____ Raw records
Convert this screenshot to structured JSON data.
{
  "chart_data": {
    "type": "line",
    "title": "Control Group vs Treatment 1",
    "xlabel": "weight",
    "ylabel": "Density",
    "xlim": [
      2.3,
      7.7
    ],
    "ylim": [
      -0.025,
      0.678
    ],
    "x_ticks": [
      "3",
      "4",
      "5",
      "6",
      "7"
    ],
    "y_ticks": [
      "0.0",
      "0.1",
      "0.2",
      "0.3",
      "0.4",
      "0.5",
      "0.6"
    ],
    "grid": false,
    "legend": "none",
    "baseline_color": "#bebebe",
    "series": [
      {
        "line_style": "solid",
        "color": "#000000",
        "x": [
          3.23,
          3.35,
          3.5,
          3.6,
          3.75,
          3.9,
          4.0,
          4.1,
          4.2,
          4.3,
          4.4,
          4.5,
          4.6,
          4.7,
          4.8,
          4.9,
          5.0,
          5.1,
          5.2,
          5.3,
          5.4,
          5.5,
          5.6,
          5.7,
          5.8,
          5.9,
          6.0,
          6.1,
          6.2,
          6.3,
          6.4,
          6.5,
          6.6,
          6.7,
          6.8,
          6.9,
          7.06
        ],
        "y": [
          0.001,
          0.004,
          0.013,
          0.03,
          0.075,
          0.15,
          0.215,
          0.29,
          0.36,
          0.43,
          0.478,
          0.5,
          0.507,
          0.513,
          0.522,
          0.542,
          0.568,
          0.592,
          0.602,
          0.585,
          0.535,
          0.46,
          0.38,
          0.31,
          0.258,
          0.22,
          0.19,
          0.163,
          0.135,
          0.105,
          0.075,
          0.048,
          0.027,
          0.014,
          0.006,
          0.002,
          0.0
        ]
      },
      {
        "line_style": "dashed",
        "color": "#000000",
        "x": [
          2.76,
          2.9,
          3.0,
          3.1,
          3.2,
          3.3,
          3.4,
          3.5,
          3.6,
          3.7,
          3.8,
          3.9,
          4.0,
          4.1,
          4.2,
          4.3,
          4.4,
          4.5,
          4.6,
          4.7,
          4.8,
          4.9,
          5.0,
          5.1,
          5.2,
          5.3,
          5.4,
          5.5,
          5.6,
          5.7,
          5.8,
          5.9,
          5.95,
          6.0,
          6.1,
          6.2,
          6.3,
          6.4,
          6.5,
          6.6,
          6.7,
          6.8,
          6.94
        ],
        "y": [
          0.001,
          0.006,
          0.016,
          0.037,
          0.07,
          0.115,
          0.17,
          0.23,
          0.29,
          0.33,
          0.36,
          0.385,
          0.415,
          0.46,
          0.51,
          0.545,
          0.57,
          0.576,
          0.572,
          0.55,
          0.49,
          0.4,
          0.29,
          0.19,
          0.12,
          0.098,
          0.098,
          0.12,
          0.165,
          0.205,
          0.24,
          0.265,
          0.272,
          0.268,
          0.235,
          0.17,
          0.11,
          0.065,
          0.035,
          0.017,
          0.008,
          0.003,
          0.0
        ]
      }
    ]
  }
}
________
Reproduce each line of the material above precisely.

- Solution for this problem:
Convert this screenshot to structured JSON data.
{
  "chart_data": {
    "type": "line",
    "title": "Control Group vs Treatment 1",
    "xlabel": "weight",
    "ylabel": "Density",
    "xlim": [
      2.3,
      7.7
    ],
    "ylim": [
      -0.025,
      0.678
    ],
    "x_ticks": [
      "3",
      "4",
      "5",
      "6",
      "7"
    ],
    "y_ticks": [
      "0.0",
      "0.1",
      "0.2",
      "0.3",
      "0.4",
      "0.5",
      "0.6"
    ],
    "grid": false,
    "legend": "none",
    "baseline_color": "#bebebe",
    "series": [
      {
        "line_style": "solid",
        "color": "#000000",
        "x": [
          3.23,
          3.35,
          3.5,
          3.6,
          3.75,
          3.9,
          4.0,
          4.1,
          4.2,
          4.3,
          4.4,
          4.5,
          4.6,
          4.7,
          4.8,
          4.9,
          5.0,
          5.1,
          5.2,
          5.3,
          5.4,
          5.5,
          5.6,
          5.7,
          5.8,
          5.9,
          6.0,
          6.1,
          6.2,
          6.3,
          6.4,
          6.5,
          6.6,
          6.7,
          6.8,
          6.9,
          7.06
        ],
        "y": [
          0.001,
          0.004,
          0.013,
          0.03,
          0.075,
          0.15,
          0.215,
          0.29,
          0.36,
          0.43,
          0.478,
          0.5,
          0.507,
          0.513,
          0.522,
          0.542,
          0.568,
          0.592,
          0.602,
          0.585,
          0.535,
          0.46,
          0.38,
          0.31,
          0.258,
          0.22,
          0.19,
          0.163,
          0.135,
          0.105,
          0.075,
          0.048,
          0.027,
          0.014,
          0.006,
          0.002,
          0.0
        ]
      },
      {
        "line_style": "dashed",
        "color": "#000000",
        "x": [
          2.76,
          2.9,
          3.0,
          3.1,
          3.2,
          3.3,
          3.4,
          3.5,
          3.6,
          3.7,
          3.8,
          3.9,
          4.0,
          4.1,
          4.2,
          4.3,
          4.4,
          4.5,
          4.6,
          4.7,
          4.8,
          4.9,
          5.0,
          5.1,
          5.2,
          5.3,
          5.4,
          5.5,
          5.6,
          5.7,
          5.8,
          5.9,
          5.95,
          6.0,
          6.1,
          6.2,
          6.3,
          6.4,
          6.5,
          6.6,
          6.7,
          6.8,
          6.94
        ],
        "y": [
          0.001,
          0.006,
          0.016,
          0.037,
          0.07,
          0.115,
          0.17,
          0.23,
          0.29,
          0.33,
          0.36,
          0.385,
          0.415,
          0.46,
          0.51,
          0.545,
          0.57,
          0.576,
          0.572,
          0.55,
          0.49,
          0.4,
          0.29,
          0.19,
          0.12,
          0.098,
          0.098,
          0.12,
          0.165,
          0.205,
          0.24,
          0.265,
          0.272,
          0.268,
          0.235,
          0.17,
          0.11,
          0.065,
          0.035,
          0.017,
          0.008,
          0.003,
          0.0
        ]
      }
    ]
  }
}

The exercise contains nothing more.